_Supplied data_
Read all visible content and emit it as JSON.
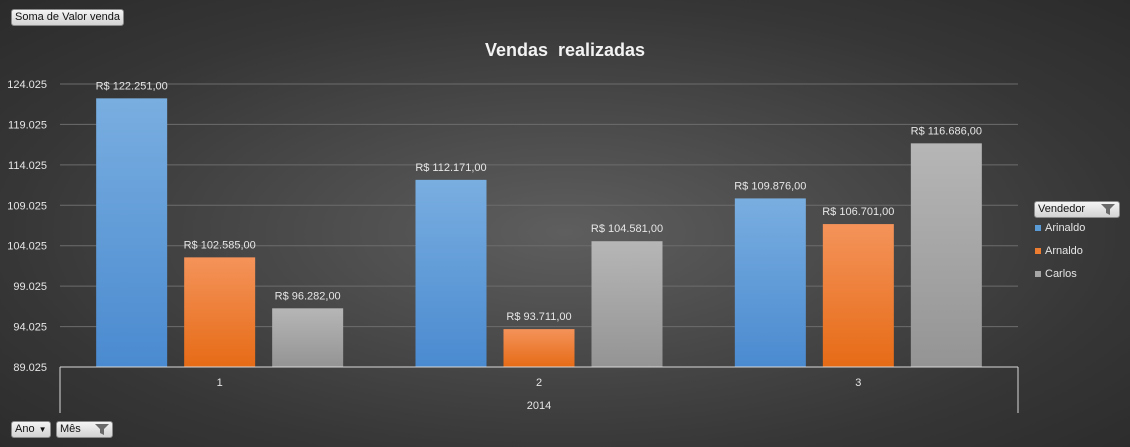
{
  "filters": {
    "values_field": "Soma de Valor venda",
    "legend_field": "Vendedor",
    "axis_fields": [
      "Ano",
      "Mês"
    ]
  },
  "colors": {
    "Arinaldo": "#5b9bd5",
    "Arnaldo": "#ed7d31",
    "Carlos": "#a5a5a5"
  },
  "chart_data": {
    "type": "bar",
    "title": "Vendas  realizadas",
    "categories": [
      "1",
      "2",
      "3"
    ],
    "group_label": "2014",
    "series": [
      {
        "name": "Arinaldo",
        "values": [
          122251,
          112171,
          109876
        ],
        "labels": [
          "R$ 122.251,00",
          "R$ 112.171,00",
          "R$ 109.876,00"
        ]
      },
      {
        "name": "Arnaldo",
        "values": [
          102585,
          93711,
          106701
        ],
        "labels": [
          "R$ 102.585,00",
          "R$ 93.711,00",
          "R$ 106.701,00"
        ]
      },
      {
        "name": "Carlos",
        "values": [
          96282,
          104581,
          116686
        ],
        "labels": [
          "R$ 96.282,00",
          "R$ 104.581,00",
          "R$ 116.686,00"
        ]
      }
    ],
    "ylim": [
      89025,
      124025
    ],
    "yticks": [
      "89.025",
      "94.025",
      "99.025",
      "104.025",
      "109.025",
      "114.025",
      "119.025",
      "124.025"
    ],
    "ytick_values": [
      89025,
      94025,
      99025,
      104025,
      109025,
      114025,
      119025,
      124025
    ],
    "grid": true,
    "legend_position": "right"
  }
}
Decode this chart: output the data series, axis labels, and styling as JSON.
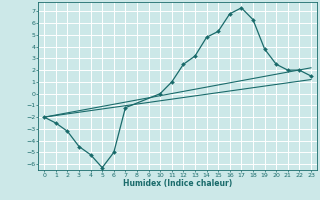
{
  "xlabel": "Humidex (Indice chaleur)",
  "bg_color": "#cce8e8",
  "grid_color": "#ffffff",
  "line_color": "#1a6b6b",
  "xlim": [
    -0.5,
    23.5
  ],
  "ylim": [
    -6.5,
    7.8
  ],
  "xticks": [
    0,
    1,
    2,
    3,
    4,
    5,
    6,
    7,
    8,
    9,
    10,
    11,
    12,
    13,
    14,
    15,
    16,
    17,
    18,
    19,
    20,
    21,
    22,
    23
  ],
  "yticks": [
    -6,
    -5,
    -4,
    -3,
    -2,
    -1,
    0,
    1,
    2,
    3,
    4,
    5,
    6,
    7
  ],
  "series1_x": [
    0,
    1,
    2,
    3,
    4,
    5,
    6,
    7,
    10,
    11,
    12,
    13,
    14,
    15,
    16,
    17,
    18,
    19,
    20,
    21,
    22,
    23
  ],
  "series1_y": [
    -2,
    -2.5,
    -3.2,
    -4.5,
    -5.2,
    -6.3,
    -5.0,
    -1.2,
    0.0,
    1.0,
    2.5,
    3.2,
    4.8,
    5.3,
    6.8,
    7.3,
    6.3,
    3.8,
    2.5,
    2.0,
    2.0,
    1.5
  ],
  "series2_x": [
    0,
    23
  ],
  "series2_y": [
    -2.0,
    1.2
  ],
  "series3_x": [
    0,
    23
  ],
  "series3_y": [
    -2.0,
    2.2
  ]
}
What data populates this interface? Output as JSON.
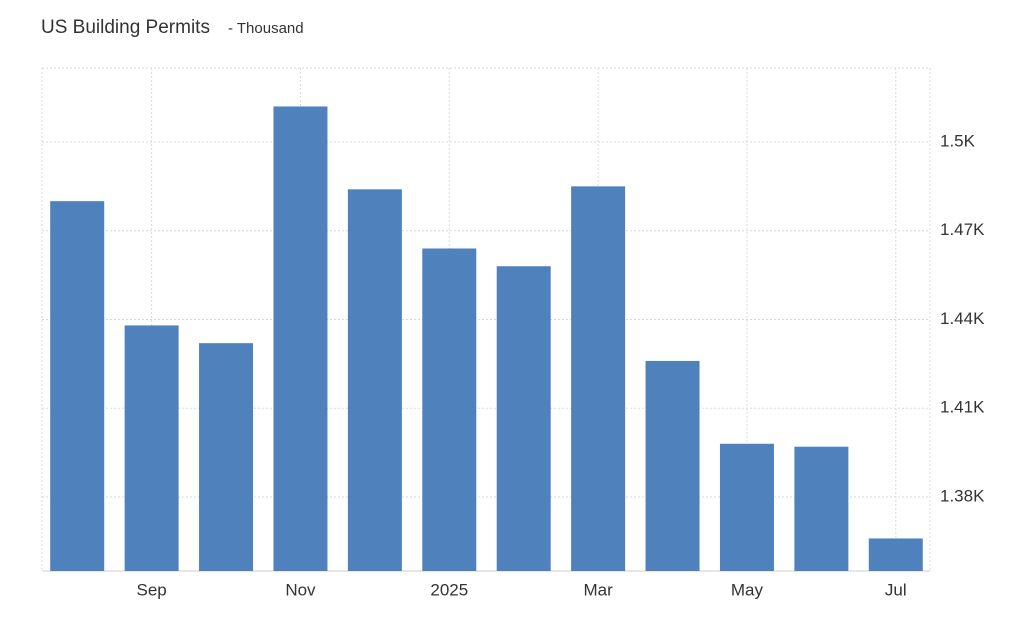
{
  "chart_data": {
    "type": "bar",
    "title": "US Building Permits",
    "subtitle": "- Thousand",
    "categories": [
      null,
      "Sep",
      null,
      "Nov",
      null,
      "2025",
      null,
      "Mar",
      null,
      "May",
      null,
      "Jul"
    ],
    "values": [
      1480,
      1438,
      1432,
      1512,
      1484,
      1464,
      1458,
      1485,
      1426,
      1398,
      1397,
      1366
    ],
    "color": "#4f81bd",
    "ylim": [
      1355,
      1525
    ],
    "yticks": [
      {
        "value": 1380,
        "label": "1.38K"
      },
      {
        "value": 1410,
        "label": "1.41K"
      },
      {
        "value": 1440,
        "label": "1.44K"
      },
      {
        "value": 1470,
        "label": "1.47K"
      },
      {
        "value": 1500,
        "label": "1.5K"
      }
    ],
    "grid": true
  }
}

_Prompt_
Every line should be retyped exactly, with the pictures omitted.

_Solution to this exercise_
Read all visible content and emit it as JSON.
{
  "filters": {
    "values_field": "Soma de Valor venda",
    "legend_field": "Vendedor",
    "axis_fields": [
      "Ano",
      "Mês"
    ]
  },
  "colors": {
    "Arinaldo": "#5b9bd5",
    "Arnaldo": "#ed7d31",
    "Carlos": "#a5a5a5"
  },
  "chart_data": {
    "type": "bar",
    "title": "Vendas  realizadas",
    "categories": [
      "1",
      "2",
      "3"
    ],
    "group_label": "2014",
    "series": [
      {
        "name": "Arinaldo",
        "values": [
          122251,
          112171,
          109876
        ],
        "labels": [
          "R$ 122.251,00",
          "R$ 112.171,00",
          "R$ 109.876,00"
        ]
      },
      {
        "name": "Arnaldo",
        "values": [
          102585,
          93711,
          106701
        ],
        "labels": [
          "R$ 102.585,00",
          "R$ 93.711,00",
          "R$ 106.701,00"
        ]
      },
      {
        "name": "Carlos",
        "values": [
          96282,
          104581,
          116686
        ],
        "labels": [
          "R$ 96.282,00",
          "R$ 104.581,00",
          "R$ 116.686,00"
        ]
      }
    ],
    "ylim": [
      89025,
      124025
    ],
    "yticks": [
      "89.025",
      "94.025",
      "99.025",
      "104.025",
      "109.025",
      "114.025",
      "119.025",
      "124.025"
    ],
    "ytick_values": [
      89025,
      94025,
      99025,
      104025,
      109025,
      114025,
      119025,
      124025
    ],
    "grid": true,
    "legend_position": "right"
  }
}
Decode this chart: output the data series, axis labels, and styling as JSON.
{
  "xlabel": "Humidex (Indice chaleur)",
  "bg_color": "#cce8e8",
  "grid_color": "#ffffff",
  "line_color": "#1a6b6b",
  "xlim": [
    -0.5,
    23.5
  ],
  "ylim": [
    -6.5,
    7.8
  ],
  "xticks": [
    0,
    1,
    2,
    3,
    4,
    5,
    6,
    7,
    8,
    9,
    10,
    11,
    12,
    13,
    14,
    15,
    16,
    17,
    18,
    19,
    20,
    21,
    22,
    23
  ],
  "yticks": [
    -6,
    -5,
    -4,
    -3,
    -2,
    -1,
    0,
    1,
    2,
    3,
    4,
    5,
    6,
    7
  ],
  "series1_x": [
    0,
    1,
    2,
    3,
    4,
    5,
    6,
    7,
    10,
    11,
    12,
    13,
    14,
    15,
    16,
    17,
    18,
    19,
    20,
    21,
    22,
    23
  ],
  "series1_y": [
    -2,
    -2.5,
    -3.2,
    -4.5,
    -5.2,
    -6.3,
    -5.0,
    -1.2,
    0.0,
    1.0,
    2.5,
    3.2,
    4.8,
    5.3,
    6.8,
    7.3,
    6.3,
    3.8,
    2.5,
    2.0,
    2.0,
    1.5
  ],
  "series2_x": [
    0,
    23
  ],
  "series2_y": [
    -2.0,
    1.2
  ],
  "series3_x": [
    0,
    23
  ],
  "series3_y": [
    -2.0,
    2.2
  ]
}
What data populates this interface? Output as JSON.
{
  "chart_data": {
    "type": "bar",
    "title": "US Building Permits",
    "subtitle": "- Thousand",
    "categories": [
      null,
      "Sep",
      null,
      "Nov",
      null,
      "2025",
      null,
      "Mar",
      null,
      "May",
      null,
      "Jul"
    ],
    "values": [
      1480,
      1438,
      1432,
      1512,
      1484,
      1464,
      1458,
      1485,
      1426,
      1398,
      1397,
      1366
    ],
    "color": "#4f81bd",
    "ylim": [
      1355,
      1525
    ],
    "yticks": [
      {
        "value": 1380,
        "label": "1.38K"
      },
      {
        "value": 1410,
        "label": "1.41K"
      },
      {
        "value": 1440,
        "label": "1.44K"
      },
      {
        "value": 1470,
        "label": "1.47K"
      },
      {
        "value": 1500,
        "label": "1.5K"
      }
    ],
    "grid": true
  }
}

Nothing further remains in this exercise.